Material shown →
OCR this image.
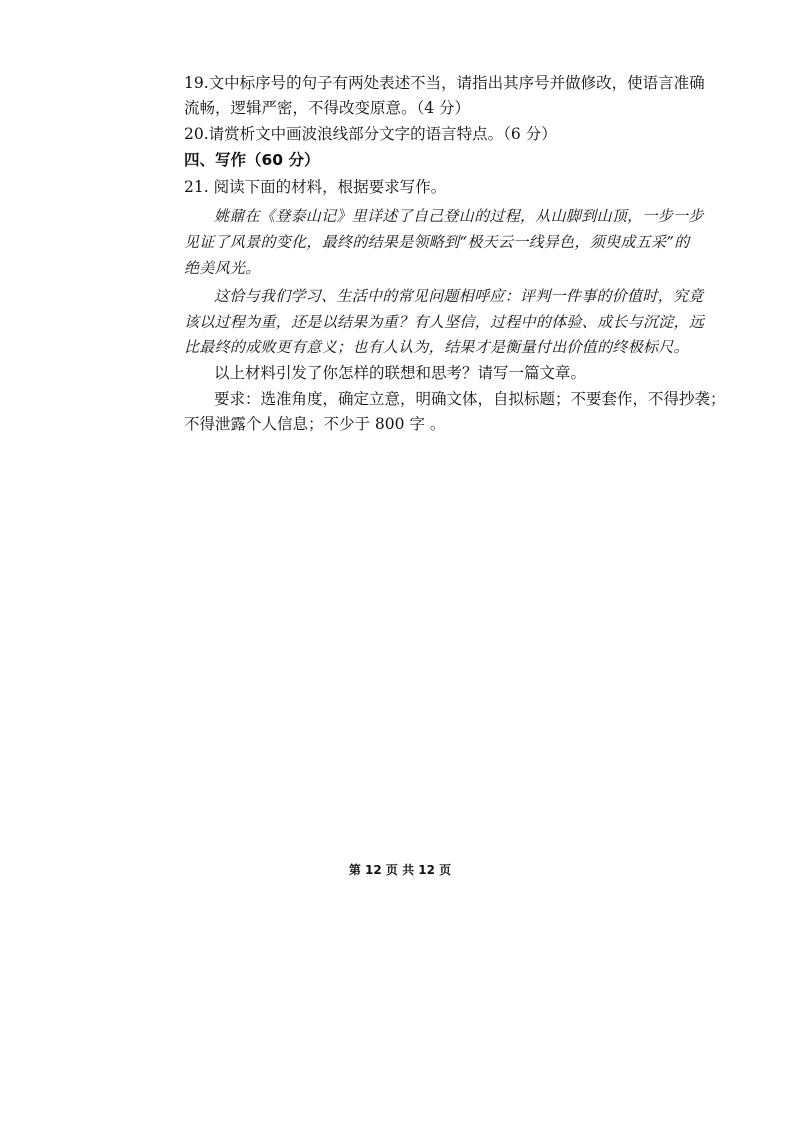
19.文中标序号的句子有两处表述不当，请指出其序号并做修改，使语言准确
流畅，逻辑严密，不得改变原意。（4 分）
20.请赏析文中画波浪线部分文字的语言特点。（6 分）
四、写作（60 分）
21. 阅读下面的材料，根据要求写作。
姚鼐在《登泰山记》里详述了自己登山的过程，从山脚到山顶，一步一步
见证了风景的变化，最终的结果是领略到“极天云一线异色，须臾成五采”的
绝美风光。
这恰与我们学习、生活中的常见问题相呼应：评判一件事的价值时，究竟
该以过程为重，还是以结果为重？有人坚信，过程中的体验、成长与沉淀，远
比最终的成败更有意义；也有人认为，结果才是衡量付出价值的终极标尺。
以上材料引发了你怎样的联想和思考？请写一篇文章。
要求：选准角度，确定立意，明确文体，自拟标题；不要套作，不得抄袭；
不得泄露个人信息；不少于 800 字 。
第 12 页 共 12 页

The problem → Each line of the data should be quoted exactly, with pictures left out.

In response →
OCR this image.
19.文中标序号的句子有两处表述不当，请指出其序号并做修改，使语言准确
流畅，逻辑严密，不得改变原意。（4 分）
20.请赏析文中画波浪线部分文字的语言特点。（6 分）
四、写作（60 分）
21. 阅读下面的材料，根据要求写作。
姚鼐在《登泰山记》里详述了自己登山的过程，从山脚到山顶，一步一步
见证了风景的变化，最终的结果是领略到“极天云一线异色，须臾成五采”的
绝美风光。
这恰与我们学习、生活中的常见问题相呼应：评判一件事的价值时，究竟
该以过程为重，还是以结果为重？有人坚信，过程中的体验、成长与沉淀，远
比最终的成败更有意义；也有人认为，结果才是衡量付出价值的终极标尺。
以上材料引发了你怎样的联想和思考？请写一篇文章。
要求：选准角度，确定立意，明确文体，自拟标题；不要套作，不得抄袭；
不得泄露个人信息；不少于 800 字 。
第 12 页 共 12 页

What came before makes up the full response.